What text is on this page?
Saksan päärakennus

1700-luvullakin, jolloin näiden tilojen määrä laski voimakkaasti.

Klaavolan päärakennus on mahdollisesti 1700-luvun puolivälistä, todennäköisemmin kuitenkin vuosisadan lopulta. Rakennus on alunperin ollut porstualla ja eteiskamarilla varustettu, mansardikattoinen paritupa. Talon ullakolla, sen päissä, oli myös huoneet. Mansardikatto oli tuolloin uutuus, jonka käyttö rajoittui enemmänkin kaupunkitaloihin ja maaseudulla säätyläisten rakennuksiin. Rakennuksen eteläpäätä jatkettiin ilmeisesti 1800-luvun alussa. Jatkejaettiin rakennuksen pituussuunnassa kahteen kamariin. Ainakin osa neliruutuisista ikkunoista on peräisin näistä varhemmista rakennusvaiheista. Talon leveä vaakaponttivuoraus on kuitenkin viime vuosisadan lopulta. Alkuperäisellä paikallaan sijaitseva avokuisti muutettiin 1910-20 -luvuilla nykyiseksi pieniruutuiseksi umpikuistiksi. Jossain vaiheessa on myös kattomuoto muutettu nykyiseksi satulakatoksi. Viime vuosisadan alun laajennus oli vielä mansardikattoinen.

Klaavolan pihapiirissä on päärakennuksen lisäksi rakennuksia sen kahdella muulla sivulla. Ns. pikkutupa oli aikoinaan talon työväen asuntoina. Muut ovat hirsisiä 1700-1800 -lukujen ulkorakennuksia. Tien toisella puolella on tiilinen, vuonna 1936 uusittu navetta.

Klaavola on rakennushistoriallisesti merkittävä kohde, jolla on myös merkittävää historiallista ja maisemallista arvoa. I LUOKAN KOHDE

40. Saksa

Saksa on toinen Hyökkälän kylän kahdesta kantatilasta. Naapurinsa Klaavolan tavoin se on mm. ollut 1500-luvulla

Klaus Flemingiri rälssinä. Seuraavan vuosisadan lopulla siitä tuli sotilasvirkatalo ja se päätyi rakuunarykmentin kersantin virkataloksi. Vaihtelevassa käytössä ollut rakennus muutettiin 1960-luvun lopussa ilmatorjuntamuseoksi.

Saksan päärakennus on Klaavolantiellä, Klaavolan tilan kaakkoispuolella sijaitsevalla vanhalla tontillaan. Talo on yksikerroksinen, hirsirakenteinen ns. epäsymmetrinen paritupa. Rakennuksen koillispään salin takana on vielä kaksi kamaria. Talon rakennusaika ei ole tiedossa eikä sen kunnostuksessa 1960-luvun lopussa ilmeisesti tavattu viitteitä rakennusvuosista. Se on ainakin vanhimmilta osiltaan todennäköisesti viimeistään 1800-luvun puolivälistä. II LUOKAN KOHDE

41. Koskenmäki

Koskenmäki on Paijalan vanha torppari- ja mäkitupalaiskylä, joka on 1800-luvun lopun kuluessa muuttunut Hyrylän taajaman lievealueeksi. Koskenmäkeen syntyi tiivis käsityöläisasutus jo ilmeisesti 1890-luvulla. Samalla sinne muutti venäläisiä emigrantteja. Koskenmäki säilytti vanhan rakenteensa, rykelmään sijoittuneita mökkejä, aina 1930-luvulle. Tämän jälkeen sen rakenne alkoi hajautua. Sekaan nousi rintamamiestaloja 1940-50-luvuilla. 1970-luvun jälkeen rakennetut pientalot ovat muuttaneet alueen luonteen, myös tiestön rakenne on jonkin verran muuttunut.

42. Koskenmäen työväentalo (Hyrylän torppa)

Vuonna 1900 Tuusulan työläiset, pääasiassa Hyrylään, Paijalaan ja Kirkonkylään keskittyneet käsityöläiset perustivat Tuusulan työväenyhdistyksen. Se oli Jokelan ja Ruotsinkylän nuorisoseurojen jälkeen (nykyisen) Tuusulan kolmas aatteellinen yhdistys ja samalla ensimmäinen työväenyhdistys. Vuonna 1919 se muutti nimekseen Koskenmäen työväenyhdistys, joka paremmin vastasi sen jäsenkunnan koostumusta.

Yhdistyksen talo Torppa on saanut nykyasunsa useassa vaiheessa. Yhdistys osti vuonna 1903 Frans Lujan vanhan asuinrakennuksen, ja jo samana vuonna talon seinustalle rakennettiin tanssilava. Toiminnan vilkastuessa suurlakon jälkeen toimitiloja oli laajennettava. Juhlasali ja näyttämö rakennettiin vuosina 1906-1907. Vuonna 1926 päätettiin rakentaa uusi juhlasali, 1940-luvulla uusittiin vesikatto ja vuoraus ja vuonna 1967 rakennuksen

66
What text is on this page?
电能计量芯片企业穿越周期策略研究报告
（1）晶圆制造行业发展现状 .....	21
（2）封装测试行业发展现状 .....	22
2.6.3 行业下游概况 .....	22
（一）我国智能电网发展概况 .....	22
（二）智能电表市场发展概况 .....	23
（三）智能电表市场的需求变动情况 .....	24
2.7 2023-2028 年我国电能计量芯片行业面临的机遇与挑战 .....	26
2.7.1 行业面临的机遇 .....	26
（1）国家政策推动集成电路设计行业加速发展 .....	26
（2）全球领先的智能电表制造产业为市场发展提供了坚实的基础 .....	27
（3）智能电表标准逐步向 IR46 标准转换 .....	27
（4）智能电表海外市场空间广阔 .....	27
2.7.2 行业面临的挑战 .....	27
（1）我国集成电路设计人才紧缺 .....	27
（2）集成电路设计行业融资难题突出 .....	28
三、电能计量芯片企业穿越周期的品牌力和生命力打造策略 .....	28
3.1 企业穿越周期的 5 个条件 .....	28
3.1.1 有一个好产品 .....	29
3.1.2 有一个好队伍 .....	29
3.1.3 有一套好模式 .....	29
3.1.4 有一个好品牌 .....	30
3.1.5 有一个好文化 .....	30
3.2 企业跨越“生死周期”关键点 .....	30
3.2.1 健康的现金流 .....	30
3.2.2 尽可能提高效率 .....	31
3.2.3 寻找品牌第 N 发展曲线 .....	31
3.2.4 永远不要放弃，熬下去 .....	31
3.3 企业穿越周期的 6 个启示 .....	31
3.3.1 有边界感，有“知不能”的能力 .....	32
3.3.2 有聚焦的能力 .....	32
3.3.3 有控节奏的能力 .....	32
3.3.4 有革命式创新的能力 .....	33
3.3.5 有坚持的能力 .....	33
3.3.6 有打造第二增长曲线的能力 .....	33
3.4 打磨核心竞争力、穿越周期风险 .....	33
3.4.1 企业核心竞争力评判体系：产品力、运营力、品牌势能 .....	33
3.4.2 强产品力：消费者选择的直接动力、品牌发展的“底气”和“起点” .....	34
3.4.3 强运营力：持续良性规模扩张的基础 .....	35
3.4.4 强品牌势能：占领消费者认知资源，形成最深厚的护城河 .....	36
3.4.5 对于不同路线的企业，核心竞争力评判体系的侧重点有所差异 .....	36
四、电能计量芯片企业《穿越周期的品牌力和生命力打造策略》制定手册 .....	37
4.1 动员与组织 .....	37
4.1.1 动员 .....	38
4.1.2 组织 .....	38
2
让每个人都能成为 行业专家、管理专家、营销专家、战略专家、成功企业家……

-=-=-

[What is being asked]: Work out the number of lines above that include the string "Klaavolan" and write only that number.

[Worked solution]: 4